Input material →
== == ==
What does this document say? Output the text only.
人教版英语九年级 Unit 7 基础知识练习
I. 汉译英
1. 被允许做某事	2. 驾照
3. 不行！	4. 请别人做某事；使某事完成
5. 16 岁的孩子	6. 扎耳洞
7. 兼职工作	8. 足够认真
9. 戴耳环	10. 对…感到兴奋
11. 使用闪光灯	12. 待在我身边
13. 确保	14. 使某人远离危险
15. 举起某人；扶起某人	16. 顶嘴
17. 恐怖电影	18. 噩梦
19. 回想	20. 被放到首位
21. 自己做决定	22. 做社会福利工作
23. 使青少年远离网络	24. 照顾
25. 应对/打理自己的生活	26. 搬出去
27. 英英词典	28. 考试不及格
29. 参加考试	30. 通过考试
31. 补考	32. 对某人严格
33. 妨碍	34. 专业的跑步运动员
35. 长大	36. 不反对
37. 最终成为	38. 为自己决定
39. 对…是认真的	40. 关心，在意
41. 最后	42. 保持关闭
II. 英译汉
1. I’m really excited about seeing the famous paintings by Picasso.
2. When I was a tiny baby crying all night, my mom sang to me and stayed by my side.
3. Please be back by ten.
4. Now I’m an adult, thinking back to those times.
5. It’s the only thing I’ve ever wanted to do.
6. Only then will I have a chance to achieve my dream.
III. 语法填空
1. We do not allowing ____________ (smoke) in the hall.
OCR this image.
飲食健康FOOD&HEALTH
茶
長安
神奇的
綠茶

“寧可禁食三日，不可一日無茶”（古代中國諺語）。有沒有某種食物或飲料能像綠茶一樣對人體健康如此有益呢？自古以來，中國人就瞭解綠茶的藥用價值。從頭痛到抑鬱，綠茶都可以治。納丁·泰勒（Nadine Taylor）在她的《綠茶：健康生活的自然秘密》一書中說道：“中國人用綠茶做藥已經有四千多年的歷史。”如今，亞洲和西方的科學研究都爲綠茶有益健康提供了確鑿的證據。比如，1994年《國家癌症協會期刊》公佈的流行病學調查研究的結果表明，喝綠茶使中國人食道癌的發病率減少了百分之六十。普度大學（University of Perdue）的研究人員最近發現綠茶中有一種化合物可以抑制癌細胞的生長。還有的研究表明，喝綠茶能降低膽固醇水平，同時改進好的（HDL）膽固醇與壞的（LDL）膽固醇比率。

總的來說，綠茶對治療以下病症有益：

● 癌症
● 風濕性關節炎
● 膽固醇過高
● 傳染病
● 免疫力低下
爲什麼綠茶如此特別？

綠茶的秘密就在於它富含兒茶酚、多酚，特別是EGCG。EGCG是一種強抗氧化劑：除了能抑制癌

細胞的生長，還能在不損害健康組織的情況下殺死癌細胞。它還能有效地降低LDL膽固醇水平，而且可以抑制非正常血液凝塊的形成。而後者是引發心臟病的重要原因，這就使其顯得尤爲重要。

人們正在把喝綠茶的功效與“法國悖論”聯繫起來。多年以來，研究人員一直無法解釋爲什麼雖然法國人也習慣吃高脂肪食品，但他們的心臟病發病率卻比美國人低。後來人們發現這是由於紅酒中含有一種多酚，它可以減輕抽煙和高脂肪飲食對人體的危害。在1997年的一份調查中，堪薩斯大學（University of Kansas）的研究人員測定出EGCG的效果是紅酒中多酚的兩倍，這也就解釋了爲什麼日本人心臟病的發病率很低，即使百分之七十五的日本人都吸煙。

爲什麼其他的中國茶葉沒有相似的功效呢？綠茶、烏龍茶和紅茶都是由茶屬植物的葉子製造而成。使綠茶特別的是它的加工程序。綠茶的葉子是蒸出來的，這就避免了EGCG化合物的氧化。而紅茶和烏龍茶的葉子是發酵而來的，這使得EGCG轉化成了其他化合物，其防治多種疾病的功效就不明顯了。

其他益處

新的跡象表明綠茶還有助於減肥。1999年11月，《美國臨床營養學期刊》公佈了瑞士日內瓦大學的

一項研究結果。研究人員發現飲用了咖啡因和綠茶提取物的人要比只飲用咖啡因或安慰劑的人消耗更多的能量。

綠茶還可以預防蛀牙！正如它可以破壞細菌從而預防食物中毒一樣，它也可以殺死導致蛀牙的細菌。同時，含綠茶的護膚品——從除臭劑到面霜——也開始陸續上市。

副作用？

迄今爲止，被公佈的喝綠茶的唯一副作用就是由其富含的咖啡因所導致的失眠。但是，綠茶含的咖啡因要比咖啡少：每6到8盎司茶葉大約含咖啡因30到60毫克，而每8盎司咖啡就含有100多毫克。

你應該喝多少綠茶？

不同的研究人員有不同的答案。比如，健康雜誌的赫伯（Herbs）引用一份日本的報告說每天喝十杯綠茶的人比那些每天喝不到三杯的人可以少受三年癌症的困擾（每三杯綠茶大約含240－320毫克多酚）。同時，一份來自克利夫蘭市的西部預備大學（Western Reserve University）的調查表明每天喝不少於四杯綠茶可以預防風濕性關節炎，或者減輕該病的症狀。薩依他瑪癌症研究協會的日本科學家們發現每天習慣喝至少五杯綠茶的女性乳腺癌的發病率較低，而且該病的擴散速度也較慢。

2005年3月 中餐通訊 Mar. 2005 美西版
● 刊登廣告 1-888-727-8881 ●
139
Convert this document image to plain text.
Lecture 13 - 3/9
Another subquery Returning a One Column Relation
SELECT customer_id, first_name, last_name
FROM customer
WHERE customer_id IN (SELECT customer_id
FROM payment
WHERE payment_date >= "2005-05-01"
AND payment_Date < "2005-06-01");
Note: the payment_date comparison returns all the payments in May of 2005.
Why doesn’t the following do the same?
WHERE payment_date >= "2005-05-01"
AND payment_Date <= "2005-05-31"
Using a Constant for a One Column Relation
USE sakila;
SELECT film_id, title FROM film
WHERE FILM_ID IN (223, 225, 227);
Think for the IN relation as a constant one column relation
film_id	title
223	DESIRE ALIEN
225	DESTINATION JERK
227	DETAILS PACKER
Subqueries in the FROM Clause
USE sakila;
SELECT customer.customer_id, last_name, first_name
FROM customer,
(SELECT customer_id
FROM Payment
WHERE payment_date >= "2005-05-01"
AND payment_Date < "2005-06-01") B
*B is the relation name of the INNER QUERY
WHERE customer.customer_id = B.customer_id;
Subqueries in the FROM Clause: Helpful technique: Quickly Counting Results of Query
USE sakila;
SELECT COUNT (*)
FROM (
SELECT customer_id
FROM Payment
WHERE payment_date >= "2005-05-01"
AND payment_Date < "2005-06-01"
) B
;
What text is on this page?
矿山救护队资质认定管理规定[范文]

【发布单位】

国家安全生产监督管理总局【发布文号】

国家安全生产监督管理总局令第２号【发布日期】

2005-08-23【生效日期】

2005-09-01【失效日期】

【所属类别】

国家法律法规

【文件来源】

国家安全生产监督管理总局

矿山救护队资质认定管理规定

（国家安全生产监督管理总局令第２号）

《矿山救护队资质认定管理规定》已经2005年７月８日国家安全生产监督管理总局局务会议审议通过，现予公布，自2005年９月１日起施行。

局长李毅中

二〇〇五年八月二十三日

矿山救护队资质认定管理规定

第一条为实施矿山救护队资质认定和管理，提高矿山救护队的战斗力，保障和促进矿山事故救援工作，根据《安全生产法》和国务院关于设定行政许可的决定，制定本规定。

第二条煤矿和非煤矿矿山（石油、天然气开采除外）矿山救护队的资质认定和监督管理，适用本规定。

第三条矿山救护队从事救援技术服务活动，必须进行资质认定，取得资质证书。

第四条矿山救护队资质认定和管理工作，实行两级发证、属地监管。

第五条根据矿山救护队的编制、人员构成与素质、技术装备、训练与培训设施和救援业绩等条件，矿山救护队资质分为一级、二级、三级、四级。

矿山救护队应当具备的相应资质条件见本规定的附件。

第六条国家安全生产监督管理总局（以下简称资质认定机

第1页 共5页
== == ==
Exercise objective → In the listing, find all lines with the string "What" and copy them.

Task output →
What does this document say? Output the text only.
What text is on this page?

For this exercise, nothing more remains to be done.